::: Extracted records

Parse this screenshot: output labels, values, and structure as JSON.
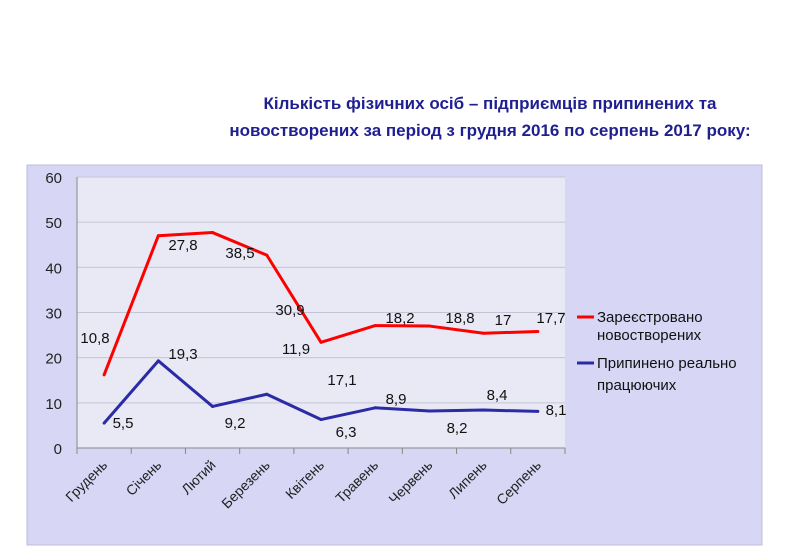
{
  "chart_data": {
    "type": "line",
    "title_lines": [
      "Кількість фізичних осіб – підприємців припинених та",
      "новостворених за період з грудня 2016 по серпень 2017 року:"
    ],
    "categories": [
      "Грудень",
      "Січень",
      "Лютий",
      "Березень",
      "Квітень",
      "Травень",
      "Червень",
      "Липень",
      "Серпень"
    ],
    "ylim": [
      0,
      60
    ],
    "yticks": [
      0,
      10,
      20,
      30,
      40,
      50,
      60
    ],
    "grid": true,
    "legend_position": "right",
    "series": [
      {
        "name_lines": [
          "Зареєстровано",
          "новостворених"
        ],
        "color": "#ff0000",
        "values": [
          16.2,
          47,
          47.7,
          42.7,
          23.4,
          27.1,
          27,
          25.4,
          25.8
        ],
        "labels": [
          "10,8",
          "27,8",
          "38,5",
          "30,9",
          "17,1",
          "18,2",
          "18,8",
          "17",
          "17,7"
        ]
      },
      {
        "name_lines": [
          "Припинено реально",
          "працюючих"
        ],
        "color": "#2b2ba6",
        "values": [
          5.5,
          19.3,
          9.2,
          11.9,
          6.3,
          8.9,
          8.2,
          8.4,
          8.1
        ],
        "labels": [
          "5,5",
          "19,3",
          "9,2",
          "11,9",
          "6,3",
          "8,9",
          "8,2",
          "8,4",
          "8,1"
        ]
      }
    ]
  }
}
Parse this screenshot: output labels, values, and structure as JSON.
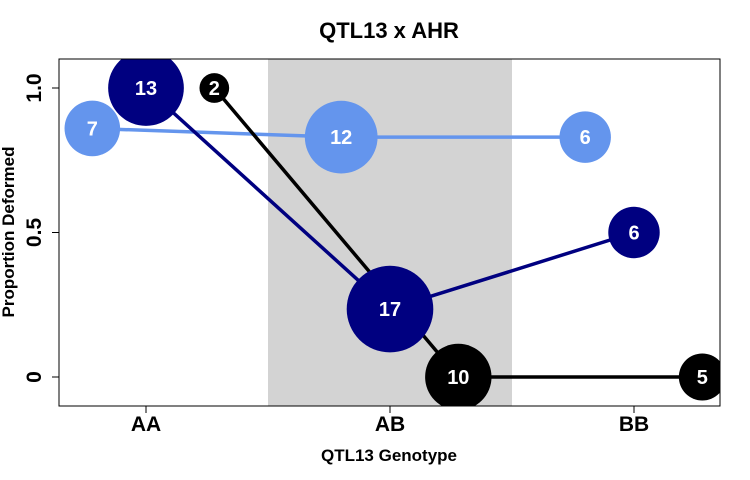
{
  "chart_data": {
    "type": "line",
    "title": "QTL13 x AHR",
    "xlabel": "QTL13 Genotype",
    "ylabel": "Proportion Deformed",
    "categories": [
      "AA",
      "AB",
      "BB"
    ],
    "yticks": [
      0,
      0.5,
      1.0
    ],
    "ytick_labels": [
      "0",
      "0.5",
      "1.0"
    ],
    "ylim": [
      -0.1,
      1.1
    ],
    "shaded_category": "AB",
    "shade_color": "#d3d3d3",
    "grid": false,
    "legend": "none",
    "series": [
      {
        "color": "#6495ed",
        "points": [
          {
            "x": 0.78,
            "y": 0.86,
            "n": "7"
          },
          {
            "x": 1.8,
            "y": 0.83,
            "n": "12"
          },
          {
            "x": 2.8,
            "y": 0.83,
            "n": "6"
          }
        ]
      },
      {
        "color": "#000080",
        "points": [
          {
            "x": 1.0,
            "y": 1.0,
            "n": "13"
          },
          {
            "x": 2.0,
            "y": 0.235,
            "n": "17"
          },
          {
            "x": 3.0,
            "y": 0.5,
            "n": "6"
          }
        ]
      },
      {
        "color": "#000000",
        "points": [
          {
            "x": 1.28,
            "y": 1.0,
            "n": "2"
          },
          {
            "x": 2.28,
            "y": 0.0,
            "n": "10"
          },
          {
            "x": 3.28,
            "y": 0.0,
            "n": "5"
          }
        ]
      }
    ]
  }
}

::::::

Prompt
Every line is to be duplicated exactly, though pictures stay out.

Exercise answer
Parse this screenshot: output labels, values, and structure as JSON.
{
  "chart_data": {
    "type": "line",
    "title_lines": [
      "Кількість фізичних осіб – підприємців припинених та",
      "новостворених за період з грудня 2016 по серпень 2017 року:"
    ],
    "categories": [
      "Грудень",
      "Січень",
      "Лютий",
      "Березень",
      "Квітень",
      "Травень",
      "Червень",
      "Липень",
      "Серпень"
    ],
    "ylim": [
      0,
      60
    ],
    "yticks": [
      0,
      10,
      20,
      30,
      40,
      50,
      60
    ],
    "grid": true,
    "legend_position": "right",
    "series": [
      {
        "name_lines": [
          "Зареєстровано",
          "новостворених"
        ],
        "color": "#ff0000",
        "values": [
          16.2,
          47,
          47.7,
          42.7,
          23.4,
          27.1,
          27,
          25.4,
          25.8
        ],
        "labels": [
          "10,8",
          "27,8",
          "38,5",
          "30,9",
          "17,1",
          "18,2",
          "18,8",
          "17",
          "17,7"
        ]
      },
      {
        "name_lines": [
          "Припинено реально",
          "працюючих"
        ],
        "color": "#2b2ba6",
        "values": [
          5.5,
          19.3,
          9.2,
          11.9,
          6.3,
          8.9,
          8.2,
          8.4,
          8.1
        ],
        "labels": [
          "5,5",
          "19,3",
          "9,2",
          "11,9",
          "6,3",
          "8,9",
          "8,2",
          "8,4",
          "8,1"
        ]
      }
    ]
  }
}
Parse this screenshot: output labels, values, and structure as JSON.
{
  "chart_data": {
    "type": "line",
    "title": "QTL13 x AHR",
    "xlabel": "QTL13 Genotype",
    "ylabel": "Proportion Deformed",
    "categories": [
      "AA",
      "AB",
      "BB"
    ],
    "yticks": [
      0,
      0.5,
      1.0
    ],
    "ytick_labels": [
      "0",
      "0.5",
      "1.0"
    ],
    "ylim": [
      -0.1,
      1.1
    ],
    "shaded_category": "AB",
    "shade_color": "#d3d3d3",
    "grid": false,
    "legend": "none",
    "series": [
      {
        "color": "#6495ed",
        "points": [
          {
            "x": 0.78,
            "y": 0.86,
            "n": "7"
          },
          {
            "x": 1.8,
            "y": 0.83,
            "n": "12"
          },
          {
            "x": 2.8,
            "y": 0.83,
            "n": "6"
          }
        ]
      },
      {
        "color": "#000080",
        "points": [
          {
            "x": 1.0,
            "y": 1.0,
            "n": "13"
          },
          {
            "x": 2.0,
            "y": 0.235,
            "n": "17"
          },
          {
            "x": 3.0,
            "y": 0.5,
            "n": "6"
          }
        ]
      },
      {
        "color": "#000000",
        "points": [
          {
            "x": 1.28,
            "y": 1.0,
            "n": "2"
          },
          {
            "x": 2.28,
            "y": 0.0,
            "n": "10"
          },
          {
            "x": 3.28,
            "y": 0.0,
            "n": "5"
          }
        ]
      }
    ]
  }
}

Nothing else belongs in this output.